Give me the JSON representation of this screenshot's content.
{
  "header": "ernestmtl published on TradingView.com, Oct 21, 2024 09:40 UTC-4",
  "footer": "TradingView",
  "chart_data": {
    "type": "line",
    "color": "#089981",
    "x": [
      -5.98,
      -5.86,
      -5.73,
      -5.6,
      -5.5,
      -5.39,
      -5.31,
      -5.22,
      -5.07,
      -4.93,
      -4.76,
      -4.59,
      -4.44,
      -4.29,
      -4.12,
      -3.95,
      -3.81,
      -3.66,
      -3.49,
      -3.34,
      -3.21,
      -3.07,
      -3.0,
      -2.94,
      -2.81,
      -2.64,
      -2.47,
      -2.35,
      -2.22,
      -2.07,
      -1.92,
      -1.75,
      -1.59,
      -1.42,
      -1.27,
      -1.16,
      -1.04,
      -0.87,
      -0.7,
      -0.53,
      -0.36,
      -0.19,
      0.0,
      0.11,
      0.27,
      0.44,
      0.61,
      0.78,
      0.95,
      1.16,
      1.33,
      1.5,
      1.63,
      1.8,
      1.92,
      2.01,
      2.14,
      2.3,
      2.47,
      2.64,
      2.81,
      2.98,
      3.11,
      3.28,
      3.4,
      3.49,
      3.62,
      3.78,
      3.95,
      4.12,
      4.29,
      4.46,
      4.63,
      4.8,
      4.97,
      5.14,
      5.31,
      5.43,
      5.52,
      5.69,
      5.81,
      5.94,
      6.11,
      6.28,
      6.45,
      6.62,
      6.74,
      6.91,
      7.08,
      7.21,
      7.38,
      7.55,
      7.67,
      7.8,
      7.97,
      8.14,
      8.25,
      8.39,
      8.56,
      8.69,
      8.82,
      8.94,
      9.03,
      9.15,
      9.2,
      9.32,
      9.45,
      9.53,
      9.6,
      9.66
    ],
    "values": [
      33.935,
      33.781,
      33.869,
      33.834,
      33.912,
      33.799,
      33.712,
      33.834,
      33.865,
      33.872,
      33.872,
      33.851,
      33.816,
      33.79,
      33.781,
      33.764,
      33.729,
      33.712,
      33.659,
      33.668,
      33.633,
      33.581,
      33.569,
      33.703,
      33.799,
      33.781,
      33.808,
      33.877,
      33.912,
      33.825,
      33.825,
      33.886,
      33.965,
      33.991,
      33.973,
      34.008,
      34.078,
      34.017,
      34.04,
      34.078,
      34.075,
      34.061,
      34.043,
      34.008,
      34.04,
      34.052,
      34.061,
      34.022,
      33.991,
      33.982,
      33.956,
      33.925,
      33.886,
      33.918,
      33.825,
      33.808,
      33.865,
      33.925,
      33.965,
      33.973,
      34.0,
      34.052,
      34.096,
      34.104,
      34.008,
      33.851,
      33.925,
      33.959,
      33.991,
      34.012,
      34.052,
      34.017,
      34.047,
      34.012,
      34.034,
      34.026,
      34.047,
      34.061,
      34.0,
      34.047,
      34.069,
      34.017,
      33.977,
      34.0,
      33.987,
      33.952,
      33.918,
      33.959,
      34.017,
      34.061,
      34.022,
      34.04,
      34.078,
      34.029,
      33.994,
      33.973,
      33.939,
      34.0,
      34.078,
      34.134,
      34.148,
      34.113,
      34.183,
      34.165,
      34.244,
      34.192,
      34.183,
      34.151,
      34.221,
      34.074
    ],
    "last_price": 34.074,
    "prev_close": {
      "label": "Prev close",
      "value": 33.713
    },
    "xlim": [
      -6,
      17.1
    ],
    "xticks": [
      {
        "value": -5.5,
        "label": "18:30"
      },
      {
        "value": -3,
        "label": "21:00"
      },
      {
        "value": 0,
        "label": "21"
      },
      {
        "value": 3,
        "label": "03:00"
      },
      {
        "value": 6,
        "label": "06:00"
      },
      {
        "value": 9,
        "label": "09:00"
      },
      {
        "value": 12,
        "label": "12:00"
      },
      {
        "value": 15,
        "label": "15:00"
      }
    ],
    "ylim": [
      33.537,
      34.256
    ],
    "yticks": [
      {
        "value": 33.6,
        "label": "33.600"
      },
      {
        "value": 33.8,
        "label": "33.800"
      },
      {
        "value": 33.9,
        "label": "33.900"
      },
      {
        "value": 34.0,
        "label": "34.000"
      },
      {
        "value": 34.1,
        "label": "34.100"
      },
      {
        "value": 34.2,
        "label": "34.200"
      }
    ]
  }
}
********************
> [Instruction]: Transcribe every record above exactly as it appears.

> [Result for this exercise]:
Give me the JSON representation of this screenshot's content.
{
  "header": "ernestmtl published on TradingView.com, Oct 21, 2024 09:40 UTC-4",
  "footer": "TradingView",
  "chart_data": {
    "type": "line",
    "color": "#089981",
    "x": [
      -5.98,
      -5.86,
      -5.73,
      -5.6,
      -5.5,
      -5.39,
      -5.31,
      -5.22,
      -5.07,
      -4.93,
      -4.76,
      -4.59,
      -4.44,
      -4.29,
      -4.12,
      -3.95,
      -3.81,
      -3.66,
      -3.49,
      -3.34,
      -3.21,
      -3.07,
      -3.0,
      -2.94,
      -2.81,
      -2.64,
      -2.47,
      -2.35,
      -2.22,
      -2.07,
      -1.92,
      -1.75,
      -1.59,
      -1.42,
      -1.27,
      -1.16,
      -1.04,
      -0.87,
      -0.7,
      -0.53,
      -0.36,
      -0.19,
      0.0,
      0.11,
      0.27,
      0.44,
      0.61,
      0.78,
      0.95,
      1.16,
      1.33,
      1.5,
      1.63,
      1.8,
      1.92,
      2.01,
      2.14,
      2.3,
      2.47,
      2.64,
      2.81,
      2.98,
      3.11,
      3.28,
      3.4,
      3.49,
      3.62,
      3.78,
      3.95,
      4.12,
      4.29,
      4.46,
      4.63,
      4.8,
      4.97,
      5.14,
      5.31,
      5.43,
      5.52,
      5.69,
      5.81,
      5.94,
      6.11,
      6.28,
      6.45,
      6.62,
      6.74,
      6.91,
      7.08,
      7.21,
      7.38,
      7.55,
      7.67,
      7.8,
      7.97,
      8.14,
      8.25,
      8.39,
      8.56,
      8.69,
      8.82,
      8.94,
      9.03,
      9.15,
      9.2,
      9.32,
      9.45,
      9.53,
      9.6,
      9.66
    ],
    "values": [
      33.935,
      33.781,
      33.869,
      33.834,
      33.912,
      33.799,
      33.712,
      33.834,
      33.865,
      33.872,
      33.872,
      33.851,
      33.816,
      33.79,
      33.781,
      33.764,
      33.729,
      33.712,
      33.659,
      33.668,
      33.633,
      33.581,
      33.569,
      33.703,
      33.799,
      33.781,
      33.808,
      33.877,
      33.912,
      33.825,
      33.825,
      33.886,
      33.965,
      33.991,
      33.973,
      34.008,
      34.078,
      34.017,
      34.04,
      34.078,
      34.075,
      34.061,
      34.043,
      34.008,
      34.04,
      34.052,
      34.061,
      34.022,
      33.991,
      33.982,
      33.956,
      33.925,
      33.886,
      33.918,
      33.825,
      33.808,
      33.865,
      33.925,
      33.965,
      33.973,
      34.0,
      34.052,
      34.096,
      34.104,
      34.008,
      33.851,
      33.925,
      33.959,
      33.991,
      34.012,
      34.052,
      34.017,
      34.047,
      34.012,
      34.034,
      34.026,
      34.047,
      34.061,
      34.0,
      34.047,
      34.069,
      34.017,
      33.977,
      34.0,
      33.987,
      33.952,
      33.918,
      33.959,
      34.017,
      34.061,
      34.022,
      34.04,
      34.078,
      34.029,
      33.994,
      33.973,
      33.939,
      34.0,
      34.078,
      34.134,
      34.148,
      34.113,
      34.183,
      34.165,
      34.244,
      34.192,
      34.183,
      34.151,
      34.221,
      34.074
    ],
    "last_price": 34.074,
    "prev_close": {
      "label": "Prev close",
      "value": 33.713
    },
    "xlim": [
      -6,
      17.1
    ],
    "xticks": [
      {
        "value": -5.5,
        "label": "18:30"
      },
      {
        "value": -3,
        "label": "21:00"
      },
      {
        "value": 0,
        "label": "21"
      },
      {
        "value": 3,
        "label": "03:00"
      },
      {
        "value": 6,
        "label": "06:00"
      },
      {
        "value": 9,
        "label": "09:00"
      },
      {
        "value": 12,
        "label": "12:00"
      },
      {
        "value": 15,
        "label": "15:00"
      }
    ],
    "ylim": [
      33.537,
      34.256
    ],
    "yticks": [
      {
        "value": 33.6,
        "label": "33.600"
      },
      {
        "value": 33.8,
        "label": "33.800"
      },
      {
        "value": 33.9,
        "label": "33.900"
      },
      {
        "value": 34.0,
        "label": "34.000"
      },
      {
        "value": 34.1,
        "label": "34.100"
      },
      {
        "value": 34.2,
        "label": "34.200"
      }
    ]
  }
}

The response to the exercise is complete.